__TASK REQUIREMENTS__
Make an exact copy of the entries below with the pictures removed.

[Items from a figure collection]
++++++++++++++++++++

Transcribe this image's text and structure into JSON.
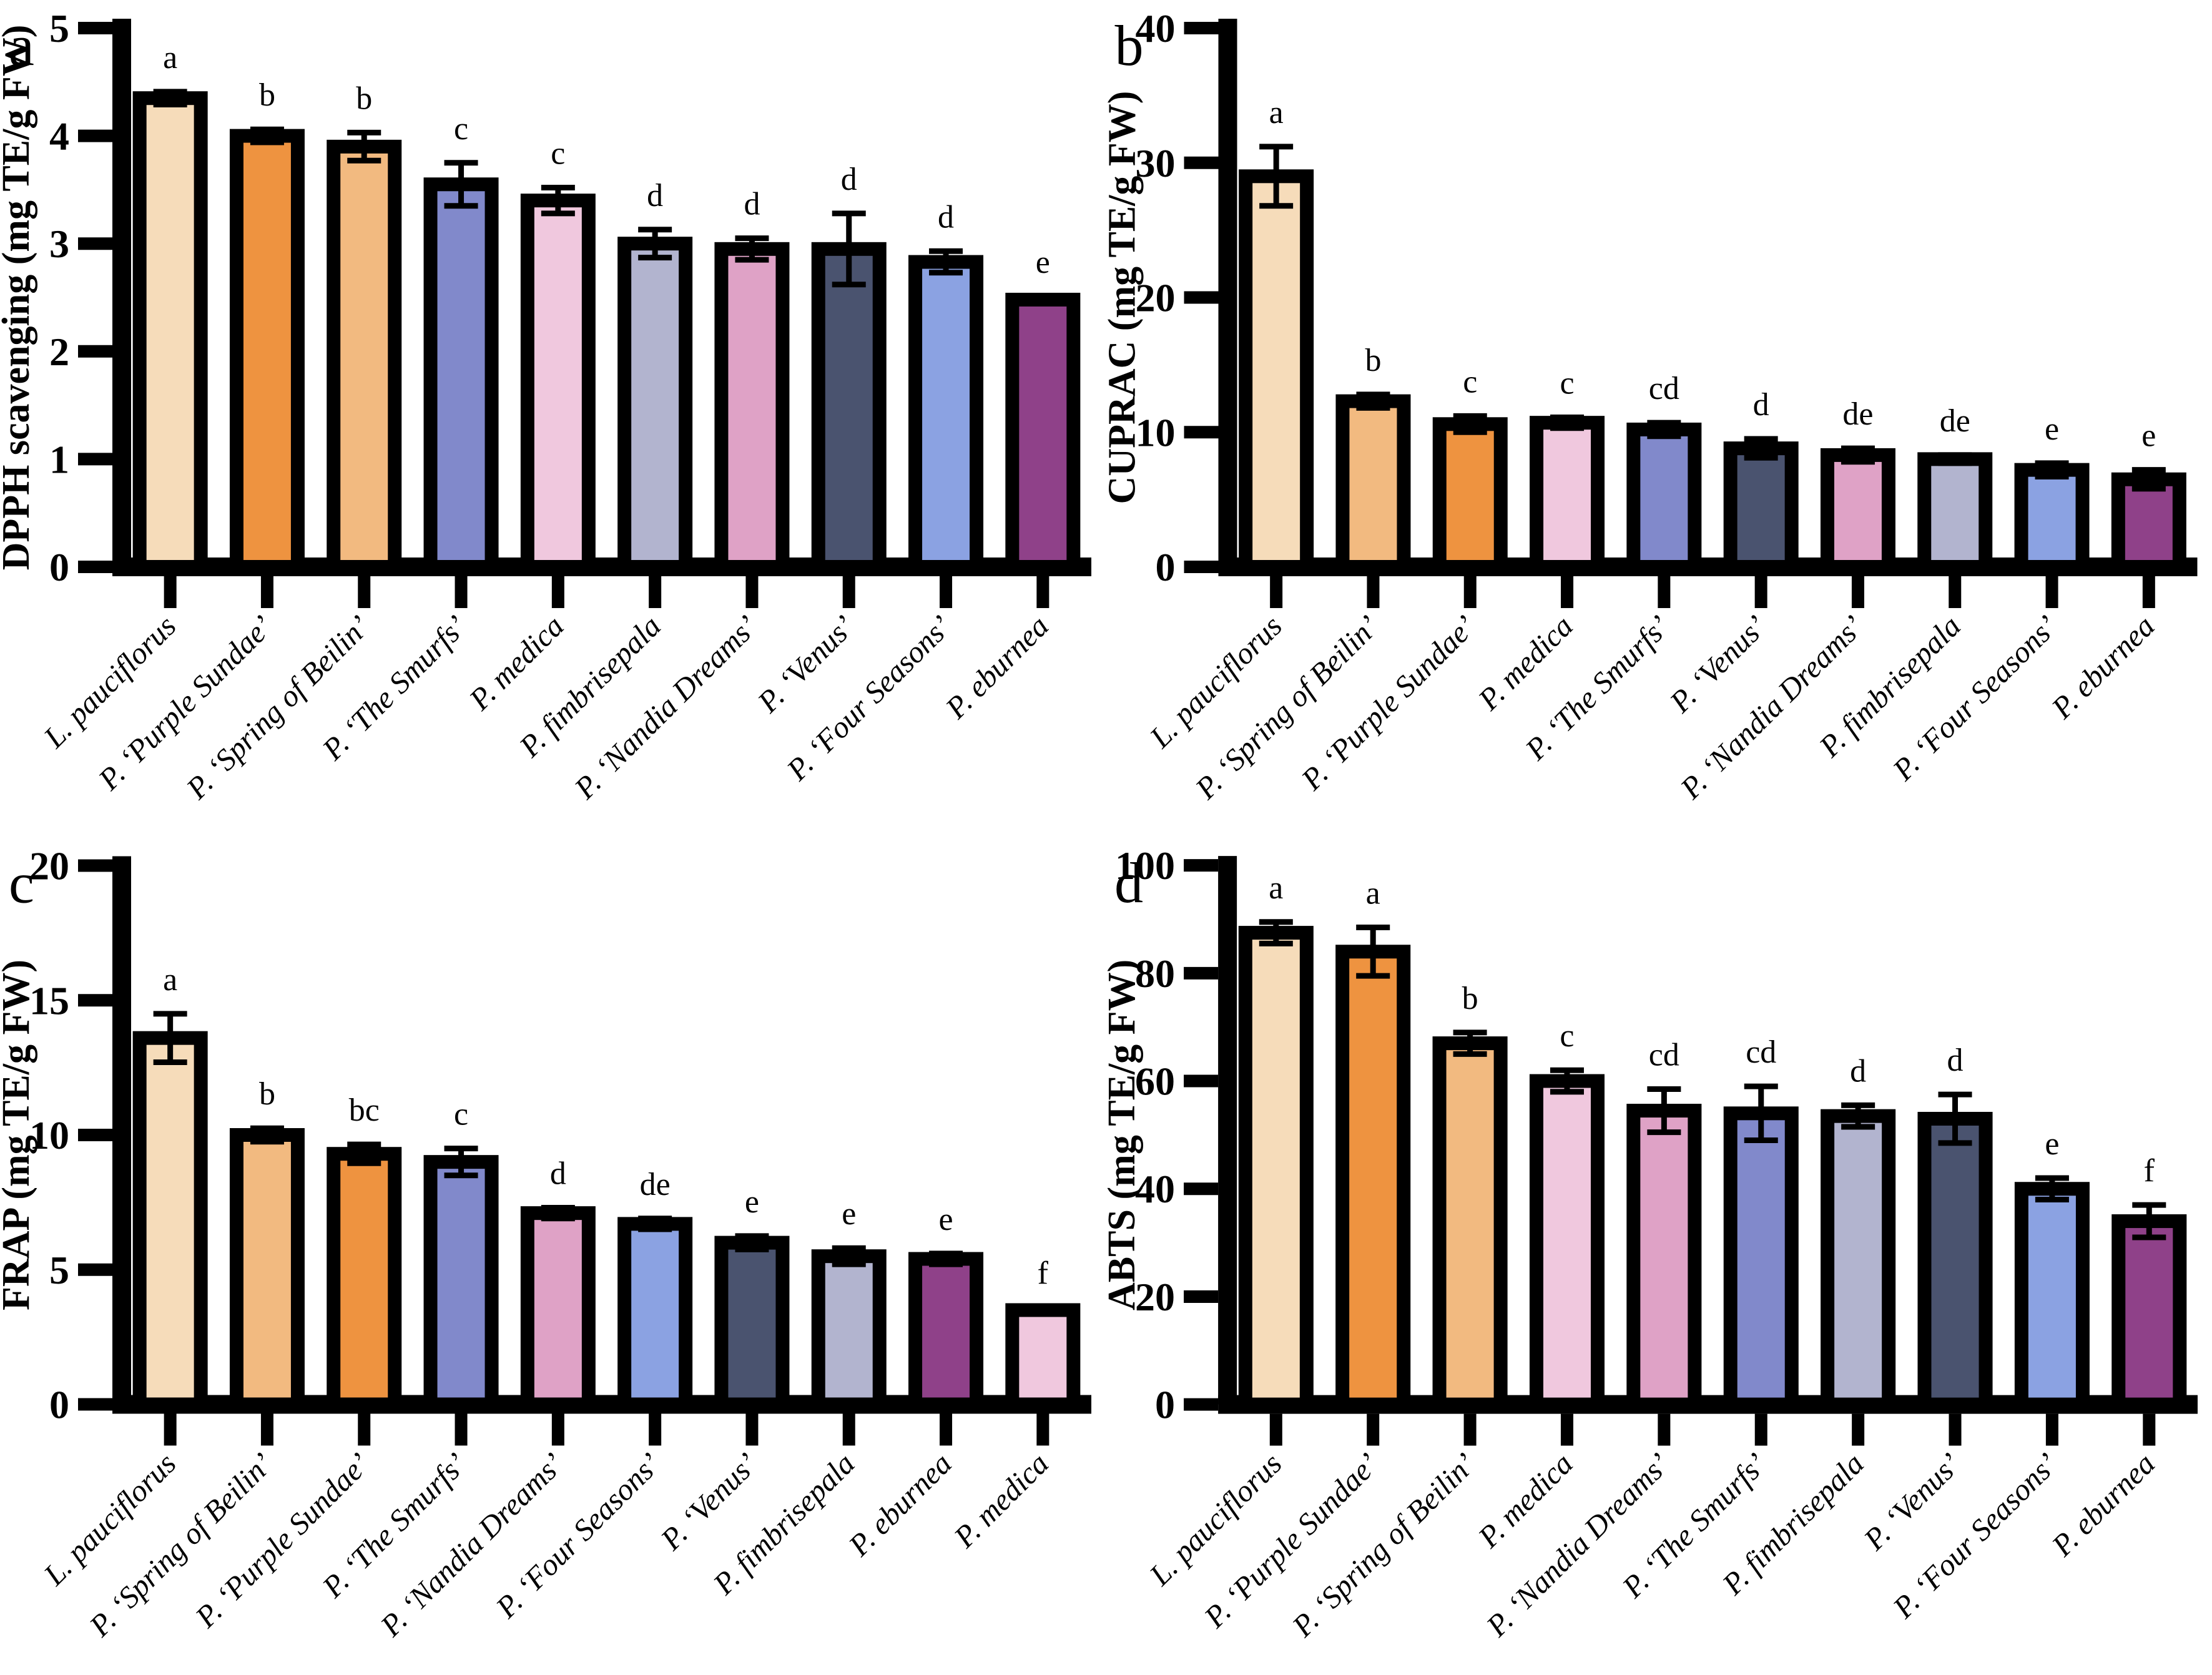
{
  "figure": {
    "background": "#FFFFFF",
    "text_color": "#000000",
    "axis_color": "#000000",
    "species_colors": {
      "L. pauciflorus": "#F6DCBA",
      "P. ‘Purple Sundae’": "#EE9340",
      "P. ‘Spring of Beilin’": "#F2BA80",
      "P. ‘The Smurfs’": "#8189CB",
      "P. medica": "#F0C8DE",
      "P. fimbrisepala": "#B2B4CF",
      "P. ‘Nandia Dreams’": "#DFA2C6",
      "P. ‘Venus’": "#4A536F",
      "P. ‘Four Seasons’": "#8BA2E2",
      "P. eburnea": "#8F4189"
    }
  },
  "chart_data": [
    {
      "type": "bar",
      "panel_letter": "a",
      "title": "",
      "xlabel": "",
      "ylabel": "DPPH scavenging (mg TE/g FW)",
      "ylim": [
        0,
        5
      ],
      "yticks": [
        0,
        1,
        2,
        3,
        4,
        5
      ],
      "grid": false,
      "legend": "none",
      "categories": [
        "L. pauciflorus",
        "P. ‘Purple Sundae’",
        "P. ‘Spring of Beilin’",
        "P. ‘The Smurfs’",
        "P. medica",
        "P. fimbrisepala",
        "P. ‘Nandia Dreams’",
        "P. ‘Venus’",
        "P. ‘Four Seasons’",
        "P. eburnea"
      ],
      "values": [
        4.35,
        4.0,
        3.9,
        3.55,
        3.4,
        3.0,
        2.95,
        2.95,
        2.83,
        2.48
      ],
      "errors": [
        0.06,
        0.06,
        0.13,
        0.2,
        0.12,
        0.13,
        0.1,
        0.33,
        0.1,
        0.03
      ],
      "sig_letters": [
        "a",
        "b",
        "b",
        "c",
        "c",
        "d",
        "d",
        "d",
        "d",
        "e"
      ]
    },
    {
      "type": "bar",
      "panel_letter": "b",
      "title": "",
      "xlabel": "",
      "ylabel": "CUPRAC (mg TE/g FW)",
      "ylim": [
        0,
        40
      ],
      "yticks": [
        0,
        10,
        20,
        30,
        40
      ],
      "grid": false,
      "legend": "none",
      "categories": [
        "L. pauciflorus",
        "P. ‘Spring of Beilin’",
        "P. ‘Purple Sundae’",
        "P. medica",
        "P. ‘The Smurfs’",
        "P. ‘Venus’",
        "P. ‘Nandia Dreams’",
        "P. fimbrisepala",
        "P. ‘Four Seasons’",
        "P. eburnea"
      ],
      "values": [
        29.0,
        12.3,
        10.6,
        10.7,
        10.2,
        8.8,
        8.3,
        8.0,
        7.2,
        6.5
      ],
      "errors": [
        2.2,
        0.5,
        0.6,
        0.4,
        0.5,
        0.7,
        0.5,
        0.3,
        0.5,
        0.7
      ],
      "sig_letters": [
        "a",
        "b",
        "c",
        "c",
        "cd",
        "d",
        "de",
        "de",
        "e",
        "e"
      ]
    },
    {
      "type": "bar",
      "panel_letter": "c",
      "title": "",
      "xlabel": "",
      "ylabel": "FRAP (mg TE/g FW)",
      "ylim": [
        0,
        20
      ],
      "yticks": [
        0,
        5,
        10,
        15,
        20
      ],
      "grid": false,
      "legend": "none",
      "categories": [
        "L. pauciflorus",
        "P. ‘Spring of Beilin’",
        "P. ‘Purple Sundae’",
        "P. ‘The Smurfs’",
        "P. ‘Nandia Dreams’",
        "P. ‘Four Seasons’",
        "P. ‘Venus’",
        "P. fimbrisepala",
        "P. eburnea",
        "P. medica"
      ],
      "values": [
        13.6,
        10.0,
        9.3,
        9.0,
        7.1,
        6.7,
        6.0,
        5.5,
        5.4,
        3.5
      ],
      "errors": [
        0.9,
        0.25,
        0.35,
        0.5,
        0.2,
        0.2,
        0.25,
        0.3,
        0.2,
        0.1
      ],
      "sig_letters": [
        "a",
        "b",
        "bc",
        "c",
        "d",
        "de",
        "e",
        "e",
        "e",
        "f"
      ]
    },
    {
      "type": "bar",
      "panel_letter": "d",
      "title": "",
      "xlabel": "",
      "ylabel": "ABTS (mg TE/g FW)",
      "ylim": [
        0,
        100
      ],
      "yticks": [
        0,
        20,
        40,
        60,
        80,
        100
      ],
      "grid": false,
      "legend": "none",
      "categories": [
        "L. pauciflorus",
        "P. ‘Purple Sundae’",
        "P. ‘Spring of Beilin’",
        "P. medica",
        "P. ‘Nandia Dreams’",
        "P. ‘The Smurfs’",
        "P. fimbrisepala",
        "P. ‘Venus’",
        "P. ‘Four Seasons’",
        "P. eburnea"
      ],
      "values": [
        87.5,
        84.0,
        67.0,
        60.0,
        54.5,
        54.0,
        53.5,
        53.0,
        40.0,
        34.0
      ],
      "errors": [
        2.0,
        4.5,
        2.0,
        2.0,
        4.0,
        5.0,
        2.0,
        4.5,
        2.0,
        3.0
      ],
      "sig_letters": [
        "a",
        "a",
        "b",
        "c",
        "cd",
        "cd",
        "d",
        "d",
        "e",
        "f"
      ]
    }
  ]
}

++++++++++++++++++++

__CORRECT ANSWER__
Transcribe this image's text and structure into JSON.
{
  "figure": {
    "background": "#FFFFFF",
    "text_color": "#000000",
    "axis_color": "#000000",
    "species_colors": {
      "L. pauciflorus": "#F6DCBA",
      "P. ‘Purple Sundae’": "#EE9340",
      "P. ‘Spring of Beilin’": "#F2BA80",
      "P. ‘The Smurfs’": "#8189CB",
      "P. medica": "#F0C8DE",
      "P. fimbrisepala": "#B2B4CF",
      "P. ‘Nandia Dreams’": "#DFA2C6",
      "P. ‘Venus’": "#4A536F",
      "P. ‘Four Seasons’": "#8BA2E2",
      "P. eburnea": "#8F4189"
    }
  },
  "chart_data": [
    {
      "type": "bar",
      "panel_letter": "a",
      "title": "",
      "xlabel": "",
      "ylabel": "DPPH scavenging (mg TE/g FW)",
      "ylim": [
        0,
        5
      ],
      "yticks": [
        0,
        1,
        2,
        3,
        4,
        5
      ],
      "grid": false,
      "legend": "none",
      "categories": [
        "L. pauciflorus",
        "P. ‘Purple Sundae’",
        "P. ‘Spring of Beilin’",
        "P. ‘The Smurfs’",
        "P. medica",
        "P. fimbrisepala",
        "P. ‘Nandia Dreams’",
        "P. ‘Venus’",
        "P. ‘Four Seasons’",
        "P. eburnea"
      ],
      "values": [
        4.35,
        4.0,
        3.9,
        3.55,
        3.4,
        3.0,
        2.95,
        2.95,
        2.83,
        2.48
      ],
      "errors": [
        0.06,
        0.06,
        0.13,
        0.2,
        0.12,
        0.13,
        0.1,
        0.33,
        0.1,
        0.03
      ],
      "sig_letters": [
        "a",
        "b",
        "b",
        "c",
        "c",
        "d",
        "d",
        "d",
        "d",
        "e"
      ]
    },
    {
      "type": "bar",
      "panel_letter": "b",
      "title": "",
      "xlabel": "",
      "ylabel": "CUPRAC (mg TE/g FW)",
      "ylim": [
        0,
        40
      ],
      "yticks": [
        0,
        10,
        20,
        30,
        40
      ],
      "grid": false,
      "legend": "none",
      "categories": [
        "L. pauciflorus",
        "P. ‘Spring of Beilin’",
        "P. ‘Purple Sundae’",
        "P. medica",
        "P. ‘The Smurfs’",
        "P. ‘Venus’",
        "P. ‘Nandia Dreams’",
        "P. fimbrisepala",
        "P. ‘Four Seasons’",
        "P. eburnea"
      ],
      "values": [
        29.0,
        12.3,
        10.6,
        10.7,
        10.2,
        8.8,
        8.3,
        8.0,
        7.2,
        6.5
      ],
      "errors": [
        2.2,
        0.5,
        0.6,
        0.4,
        0.5,
        0.7,
        0.5,
        0.3,
        0.5,
        0.7
      ],
      "sig_letters": [
        "a",
        "b",
        "c",
        "c",
        "cd",
        "d",
        "de",
        "de",
        "e",
        "e"
      ]
    },
    {
      "type": "bar",
      "panel_letter": "c",
      "title": "",
      "xlabel": "",
      "ylabel": "FRAP (mg TE/g FW)",
      "ylim": [
        0,
        20
      ],
      "yticks": [
        0,
        5,
        10,
        15,
        20
      ],
      "grid": false,
      "legend": "none",
      "categories": [
        "L. pauciflorus",
        "P. ‘Spring of Beilin’",
        "P. ‘Purple Sundae’",
        "P. ‘The Smurfs’",
        "P. ‘Nandia Dreams’",
        "P. ‘Four Seasons’",
        "P. ‘Venus’",
        "P. fimbrisepala",
        "P. eburnea",
        "P. medica"
      ],
      "values": [
        13.6,
        10.0,
        9.3,
        9.0,
        7.1,
        6.7,
        6.0,
        5.5,
        5.4,
        3.5
      ],
      "errors": [
        0.9,
        0.25,
        0.35,
        0.5,
        0.2,
        0.2,
        0.25,
        0.3,
        0.2,
        0.1
      ],
      "sig_letters": [
        "a",
        "b",
        "bc",
        "c",
        "d",
        "de",
        "e",
        "e",
        "e",
        "f"
      ]
    },
    {
      "type": "bar",
      "panel_letter": "d",
      "title": "",
      "xlabel": "",
      "ylabel": "ABTS (mg TE/g FW)",
      "ylim": [
        0,
        100
      ],
      "yticks": [
        0,
        20,
        40,
        60,
        80,
        100
      ],
      "grid": false,
      "legend": "none",
      "categories": [
        "L. pauciflorus",
        "P. ‘Purple Sundae’",
        "P. ‘Spring of Beilin’",
        "P. medica",
        "P. ‘Nandia Dreams’",
        "P. ‘The Smurfs’",
        "P. fimbrisepala",
        "P. ‘Venus’",
        "P. ‘Four Seasons’",
        "P. eburnea"
      ],
      "values": [
        87.5,
        84.0,
        67.0,
        60.0,
        54.5,
        54.0,
        53.5,
        53.0,
        40.0,
        34.0
      ],
      "errors": [
        2.0,
        4.5,
        2.0,
        2.0,
        4.0,
        5.0,
        2.0,
        4.5,
        2.0,
        3.0
      ],
      "sig_letters": [
        "a",
        "a",
        "b",
        "c",
        "cd",
        "cd",
        "d",
        "d",
        "e",
        "f"
      ]
    }
  ]
}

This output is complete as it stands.